** DATA LISTING **
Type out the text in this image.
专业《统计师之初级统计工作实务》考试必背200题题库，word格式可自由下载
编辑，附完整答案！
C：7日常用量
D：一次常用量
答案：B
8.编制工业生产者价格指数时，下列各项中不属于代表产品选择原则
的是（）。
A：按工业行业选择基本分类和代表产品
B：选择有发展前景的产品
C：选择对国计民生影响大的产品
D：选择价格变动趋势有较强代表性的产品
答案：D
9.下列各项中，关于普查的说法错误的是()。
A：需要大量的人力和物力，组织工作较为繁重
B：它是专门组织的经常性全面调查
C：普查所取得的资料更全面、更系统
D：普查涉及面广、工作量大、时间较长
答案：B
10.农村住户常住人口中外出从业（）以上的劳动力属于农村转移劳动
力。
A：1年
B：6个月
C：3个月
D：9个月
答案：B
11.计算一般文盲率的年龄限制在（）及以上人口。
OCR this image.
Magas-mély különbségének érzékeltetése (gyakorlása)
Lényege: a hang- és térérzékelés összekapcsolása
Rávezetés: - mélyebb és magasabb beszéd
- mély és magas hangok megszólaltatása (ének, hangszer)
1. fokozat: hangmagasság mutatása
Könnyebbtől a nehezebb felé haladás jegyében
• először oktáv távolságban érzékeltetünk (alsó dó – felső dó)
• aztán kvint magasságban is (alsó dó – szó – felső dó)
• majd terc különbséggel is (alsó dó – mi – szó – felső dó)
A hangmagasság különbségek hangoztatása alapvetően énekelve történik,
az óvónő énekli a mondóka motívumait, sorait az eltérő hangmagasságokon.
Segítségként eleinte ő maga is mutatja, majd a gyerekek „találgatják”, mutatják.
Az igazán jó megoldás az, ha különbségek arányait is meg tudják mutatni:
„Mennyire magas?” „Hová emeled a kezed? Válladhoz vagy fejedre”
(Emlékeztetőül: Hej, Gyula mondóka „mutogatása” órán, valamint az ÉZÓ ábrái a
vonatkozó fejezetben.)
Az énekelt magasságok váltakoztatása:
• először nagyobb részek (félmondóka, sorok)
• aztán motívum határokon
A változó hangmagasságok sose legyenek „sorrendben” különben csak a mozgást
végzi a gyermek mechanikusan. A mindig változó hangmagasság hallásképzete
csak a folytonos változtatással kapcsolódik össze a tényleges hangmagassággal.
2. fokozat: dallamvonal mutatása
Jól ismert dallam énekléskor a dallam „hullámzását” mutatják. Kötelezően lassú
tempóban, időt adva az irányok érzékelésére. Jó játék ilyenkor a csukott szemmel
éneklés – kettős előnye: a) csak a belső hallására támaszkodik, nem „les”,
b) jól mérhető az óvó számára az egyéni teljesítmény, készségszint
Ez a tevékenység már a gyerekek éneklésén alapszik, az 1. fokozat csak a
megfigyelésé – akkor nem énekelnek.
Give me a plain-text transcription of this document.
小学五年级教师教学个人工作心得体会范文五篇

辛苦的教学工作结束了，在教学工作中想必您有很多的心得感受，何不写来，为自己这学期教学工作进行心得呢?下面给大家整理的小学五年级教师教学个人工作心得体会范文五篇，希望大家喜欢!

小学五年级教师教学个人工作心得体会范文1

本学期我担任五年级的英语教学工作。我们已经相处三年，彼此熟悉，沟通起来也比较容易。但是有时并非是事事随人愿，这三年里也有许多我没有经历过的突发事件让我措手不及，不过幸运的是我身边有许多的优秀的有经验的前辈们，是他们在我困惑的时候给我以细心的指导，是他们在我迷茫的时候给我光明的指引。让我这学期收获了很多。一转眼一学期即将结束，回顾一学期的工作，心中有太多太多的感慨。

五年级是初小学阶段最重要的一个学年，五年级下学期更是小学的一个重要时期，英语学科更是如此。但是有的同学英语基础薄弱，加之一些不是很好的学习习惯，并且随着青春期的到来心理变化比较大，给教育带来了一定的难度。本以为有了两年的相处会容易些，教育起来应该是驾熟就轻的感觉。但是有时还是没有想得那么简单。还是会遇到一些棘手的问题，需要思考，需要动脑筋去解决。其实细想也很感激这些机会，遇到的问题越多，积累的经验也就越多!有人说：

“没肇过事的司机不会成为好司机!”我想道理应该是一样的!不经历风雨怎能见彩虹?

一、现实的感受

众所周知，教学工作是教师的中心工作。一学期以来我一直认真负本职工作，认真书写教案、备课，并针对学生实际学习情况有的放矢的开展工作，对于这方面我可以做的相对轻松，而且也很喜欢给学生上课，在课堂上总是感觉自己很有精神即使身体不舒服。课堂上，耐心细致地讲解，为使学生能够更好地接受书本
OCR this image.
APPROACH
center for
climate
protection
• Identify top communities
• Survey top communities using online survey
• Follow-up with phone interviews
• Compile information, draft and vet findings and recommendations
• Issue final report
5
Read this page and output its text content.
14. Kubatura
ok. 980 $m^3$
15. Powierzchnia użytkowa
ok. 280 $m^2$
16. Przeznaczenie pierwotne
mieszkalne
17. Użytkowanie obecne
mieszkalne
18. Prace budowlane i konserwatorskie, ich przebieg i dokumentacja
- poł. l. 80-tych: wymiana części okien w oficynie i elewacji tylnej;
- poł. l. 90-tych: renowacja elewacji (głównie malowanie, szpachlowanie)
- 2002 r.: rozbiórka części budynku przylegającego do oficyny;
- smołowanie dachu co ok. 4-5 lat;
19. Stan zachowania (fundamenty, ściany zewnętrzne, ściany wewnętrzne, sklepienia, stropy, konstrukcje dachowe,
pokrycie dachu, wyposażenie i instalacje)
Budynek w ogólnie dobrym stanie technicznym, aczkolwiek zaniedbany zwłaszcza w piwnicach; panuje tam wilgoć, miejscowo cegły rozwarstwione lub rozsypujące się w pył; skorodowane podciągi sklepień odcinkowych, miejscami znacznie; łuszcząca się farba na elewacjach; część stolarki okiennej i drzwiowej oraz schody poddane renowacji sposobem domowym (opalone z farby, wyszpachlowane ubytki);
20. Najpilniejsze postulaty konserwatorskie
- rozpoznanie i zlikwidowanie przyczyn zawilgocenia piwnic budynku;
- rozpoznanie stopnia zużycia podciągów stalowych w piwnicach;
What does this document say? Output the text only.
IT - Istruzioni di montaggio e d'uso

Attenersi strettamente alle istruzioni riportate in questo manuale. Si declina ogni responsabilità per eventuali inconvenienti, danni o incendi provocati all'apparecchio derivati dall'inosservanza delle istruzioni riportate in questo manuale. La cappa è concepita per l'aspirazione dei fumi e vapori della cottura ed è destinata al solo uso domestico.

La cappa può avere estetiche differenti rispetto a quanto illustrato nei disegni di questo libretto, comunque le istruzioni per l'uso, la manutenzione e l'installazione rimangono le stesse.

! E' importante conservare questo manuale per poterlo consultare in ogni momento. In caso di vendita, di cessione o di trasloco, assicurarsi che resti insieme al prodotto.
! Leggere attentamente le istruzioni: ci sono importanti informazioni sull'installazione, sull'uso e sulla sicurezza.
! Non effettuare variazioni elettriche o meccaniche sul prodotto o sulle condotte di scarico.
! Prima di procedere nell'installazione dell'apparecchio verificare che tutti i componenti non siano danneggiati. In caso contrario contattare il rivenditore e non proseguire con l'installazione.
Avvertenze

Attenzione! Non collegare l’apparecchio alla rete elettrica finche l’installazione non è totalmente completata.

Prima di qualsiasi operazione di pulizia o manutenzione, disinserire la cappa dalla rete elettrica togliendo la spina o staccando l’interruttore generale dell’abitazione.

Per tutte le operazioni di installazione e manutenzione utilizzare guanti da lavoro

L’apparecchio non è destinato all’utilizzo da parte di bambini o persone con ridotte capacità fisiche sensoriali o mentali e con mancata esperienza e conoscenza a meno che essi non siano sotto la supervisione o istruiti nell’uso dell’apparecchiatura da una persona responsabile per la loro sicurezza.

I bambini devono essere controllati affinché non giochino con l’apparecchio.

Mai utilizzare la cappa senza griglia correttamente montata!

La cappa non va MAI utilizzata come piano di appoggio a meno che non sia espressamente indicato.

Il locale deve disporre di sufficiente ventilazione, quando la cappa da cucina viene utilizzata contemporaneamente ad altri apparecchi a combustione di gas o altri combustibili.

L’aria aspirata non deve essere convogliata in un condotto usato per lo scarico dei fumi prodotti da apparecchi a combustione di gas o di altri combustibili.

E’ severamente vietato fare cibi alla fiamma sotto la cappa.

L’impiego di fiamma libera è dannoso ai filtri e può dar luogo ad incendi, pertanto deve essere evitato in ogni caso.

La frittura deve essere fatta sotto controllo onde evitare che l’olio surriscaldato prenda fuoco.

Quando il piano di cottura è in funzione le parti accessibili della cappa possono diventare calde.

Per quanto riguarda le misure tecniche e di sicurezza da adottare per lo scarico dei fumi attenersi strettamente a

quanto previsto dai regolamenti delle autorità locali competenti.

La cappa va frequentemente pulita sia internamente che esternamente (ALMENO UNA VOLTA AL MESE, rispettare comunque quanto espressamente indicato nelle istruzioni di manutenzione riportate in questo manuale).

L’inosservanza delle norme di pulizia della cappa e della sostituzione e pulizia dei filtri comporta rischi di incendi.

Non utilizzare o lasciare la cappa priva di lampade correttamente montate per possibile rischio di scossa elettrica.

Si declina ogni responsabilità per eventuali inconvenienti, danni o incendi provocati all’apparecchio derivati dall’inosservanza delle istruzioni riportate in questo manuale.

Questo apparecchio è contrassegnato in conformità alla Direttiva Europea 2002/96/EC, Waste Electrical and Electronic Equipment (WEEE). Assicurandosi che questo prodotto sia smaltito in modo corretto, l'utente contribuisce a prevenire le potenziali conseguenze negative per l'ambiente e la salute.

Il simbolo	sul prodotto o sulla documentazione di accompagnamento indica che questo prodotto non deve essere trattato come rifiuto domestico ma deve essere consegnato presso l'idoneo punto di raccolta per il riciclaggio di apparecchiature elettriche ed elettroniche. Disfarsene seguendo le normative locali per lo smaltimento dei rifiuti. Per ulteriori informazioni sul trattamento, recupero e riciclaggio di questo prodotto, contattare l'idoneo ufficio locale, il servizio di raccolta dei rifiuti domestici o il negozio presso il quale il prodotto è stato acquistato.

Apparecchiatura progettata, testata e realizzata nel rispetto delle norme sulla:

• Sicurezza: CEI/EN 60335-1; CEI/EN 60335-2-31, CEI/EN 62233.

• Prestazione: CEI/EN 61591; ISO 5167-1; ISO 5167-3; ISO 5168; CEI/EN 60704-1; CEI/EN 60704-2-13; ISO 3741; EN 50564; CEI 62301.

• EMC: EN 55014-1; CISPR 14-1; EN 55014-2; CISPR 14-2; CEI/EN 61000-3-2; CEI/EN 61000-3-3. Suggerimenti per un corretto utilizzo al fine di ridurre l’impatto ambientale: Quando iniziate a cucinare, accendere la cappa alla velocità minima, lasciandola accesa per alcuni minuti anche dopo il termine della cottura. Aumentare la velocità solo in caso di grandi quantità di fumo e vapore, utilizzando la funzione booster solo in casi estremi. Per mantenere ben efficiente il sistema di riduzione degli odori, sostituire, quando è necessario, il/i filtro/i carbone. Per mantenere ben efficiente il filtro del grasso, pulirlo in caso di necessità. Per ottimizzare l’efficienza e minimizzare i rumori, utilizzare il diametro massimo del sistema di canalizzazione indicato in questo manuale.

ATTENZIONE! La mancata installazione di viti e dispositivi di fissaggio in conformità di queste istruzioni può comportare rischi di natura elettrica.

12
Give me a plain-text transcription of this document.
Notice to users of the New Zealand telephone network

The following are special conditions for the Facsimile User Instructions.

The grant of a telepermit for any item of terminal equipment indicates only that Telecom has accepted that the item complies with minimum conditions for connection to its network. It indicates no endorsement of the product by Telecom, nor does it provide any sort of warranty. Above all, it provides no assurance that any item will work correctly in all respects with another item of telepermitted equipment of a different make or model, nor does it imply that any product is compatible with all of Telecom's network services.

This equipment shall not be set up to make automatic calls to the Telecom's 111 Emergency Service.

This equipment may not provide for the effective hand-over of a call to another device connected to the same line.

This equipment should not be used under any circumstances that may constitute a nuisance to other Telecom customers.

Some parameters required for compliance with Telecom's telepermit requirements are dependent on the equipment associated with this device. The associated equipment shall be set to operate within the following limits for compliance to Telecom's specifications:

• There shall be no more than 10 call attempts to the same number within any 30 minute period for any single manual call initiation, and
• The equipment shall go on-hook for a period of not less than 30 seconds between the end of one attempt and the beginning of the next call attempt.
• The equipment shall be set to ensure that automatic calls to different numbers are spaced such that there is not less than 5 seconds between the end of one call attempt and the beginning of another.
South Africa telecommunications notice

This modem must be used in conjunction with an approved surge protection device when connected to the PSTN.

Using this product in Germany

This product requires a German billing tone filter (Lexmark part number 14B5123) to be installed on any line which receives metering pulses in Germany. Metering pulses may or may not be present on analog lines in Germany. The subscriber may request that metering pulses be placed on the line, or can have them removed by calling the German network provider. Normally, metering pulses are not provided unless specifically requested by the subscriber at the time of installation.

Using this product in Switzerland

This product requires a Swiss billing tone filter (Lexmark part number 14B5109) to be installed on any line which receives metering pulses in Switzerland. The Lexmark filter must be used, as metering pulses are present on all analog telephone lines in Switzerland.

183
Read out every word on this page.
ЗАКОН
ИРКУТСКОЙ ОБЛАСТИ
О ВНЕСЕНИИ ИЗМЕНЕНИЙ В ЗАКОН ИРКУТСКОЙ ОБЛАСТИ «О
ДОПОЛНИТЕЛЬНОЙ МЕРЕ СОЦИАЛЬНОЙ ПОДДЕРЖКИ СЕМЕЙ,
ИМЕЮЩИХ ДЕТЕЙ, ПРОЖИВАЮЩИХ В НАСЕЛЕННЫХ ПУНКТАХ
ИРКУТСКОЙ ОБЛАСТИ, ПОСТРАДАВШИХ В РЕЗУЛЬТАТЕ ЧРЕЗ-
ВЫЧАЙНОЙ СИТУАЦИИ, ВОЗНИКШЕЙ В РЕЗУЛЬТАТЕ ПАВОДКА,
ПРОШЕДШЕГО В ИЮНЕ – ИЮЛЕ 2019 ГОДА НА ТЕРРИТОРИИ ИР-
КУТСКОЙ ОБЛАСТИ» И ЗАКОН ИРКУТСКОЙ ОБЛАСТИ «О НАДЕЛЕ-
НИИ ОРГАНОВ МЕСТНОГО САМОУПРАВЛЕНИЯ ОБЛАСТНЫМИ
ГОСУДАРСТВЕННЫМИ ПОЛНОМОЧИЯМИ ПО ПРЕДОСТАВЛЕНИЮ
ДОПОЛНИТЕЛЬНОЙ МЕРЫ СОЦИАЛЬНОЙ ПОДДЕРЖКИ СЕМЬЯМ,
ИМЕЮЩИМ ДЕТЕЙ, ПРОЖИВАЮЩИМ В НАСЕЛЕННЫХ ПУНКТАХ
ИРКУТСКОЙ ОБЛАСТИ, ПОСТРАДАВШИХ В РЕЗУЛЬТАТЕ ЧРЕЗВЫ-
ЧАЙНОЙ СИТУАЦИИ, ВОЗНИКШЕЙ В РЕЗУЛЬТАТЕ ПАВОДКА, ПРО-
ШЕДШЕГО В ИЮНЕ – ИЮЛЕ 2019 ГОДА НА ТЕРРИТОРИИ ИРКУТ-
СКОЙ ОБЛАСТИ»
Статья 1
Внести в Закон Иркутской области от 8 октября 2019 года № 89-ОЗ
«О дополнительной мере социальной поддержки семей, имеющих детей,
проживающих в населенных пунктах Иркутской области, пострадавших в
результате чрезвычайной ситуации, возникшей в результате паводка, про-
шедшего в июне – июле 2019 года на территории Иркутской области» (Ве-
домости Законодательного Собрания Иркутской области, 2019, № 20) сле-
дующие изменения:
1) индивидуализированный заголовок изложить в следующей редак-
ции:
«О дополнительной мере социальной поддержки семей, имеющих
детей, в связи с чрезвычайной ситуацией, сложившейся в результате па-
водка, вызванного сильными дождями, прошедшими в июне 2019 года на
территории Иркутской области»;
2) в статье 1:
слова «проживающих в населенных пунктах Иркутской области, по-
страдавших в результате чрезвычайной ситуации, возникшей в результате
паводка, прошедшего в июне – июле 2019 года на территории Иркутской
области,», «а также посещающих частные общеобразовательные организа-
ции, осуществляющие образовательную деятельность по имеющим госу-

** INSTRUCTIONS TO FOLLOW **
From the entries above, return each line with the word "communities" in it.

** FULL RESPONSE **
• Identify top communities
• Survey top communities using online survey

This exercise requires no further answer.